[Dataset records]
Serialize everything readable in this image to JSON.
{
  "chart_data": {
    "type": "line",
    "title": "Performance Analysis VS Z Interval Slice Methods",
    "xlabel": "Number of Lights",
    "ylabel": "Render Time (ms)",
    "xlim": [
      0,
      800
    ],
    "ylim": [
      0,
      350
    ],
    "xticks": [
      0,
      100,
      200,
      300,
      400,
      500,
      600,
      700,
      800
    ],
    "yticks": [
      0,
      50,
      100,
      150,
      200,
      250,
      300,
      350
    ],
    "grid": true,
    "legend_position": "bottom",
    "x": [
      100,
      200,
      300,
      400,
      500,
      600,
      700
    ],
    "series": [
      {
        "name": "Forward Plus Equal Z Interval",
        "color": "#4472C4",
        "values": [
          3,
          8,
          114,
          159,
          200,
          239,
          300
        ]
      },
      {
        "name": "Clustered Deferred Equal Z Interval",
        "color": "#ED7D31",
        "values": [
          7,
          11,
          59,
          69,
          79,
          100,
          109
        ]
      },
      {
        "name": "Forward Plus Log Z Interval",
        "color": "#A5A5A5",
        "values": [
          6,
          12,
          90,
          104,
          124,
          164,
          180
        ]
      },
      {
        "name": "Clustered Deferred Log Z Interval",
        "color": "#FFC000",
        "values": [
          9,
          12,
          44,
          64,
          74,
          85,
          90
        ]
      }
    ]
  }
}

# JOB:
Search the lines for "Equal". Copy each line that has it.

# RESPONSE TO THIS EXERCISE:
        "name": "Forward Plus Equal Z Interval",
        "name": "Clustered Deferred Equal Z Interval",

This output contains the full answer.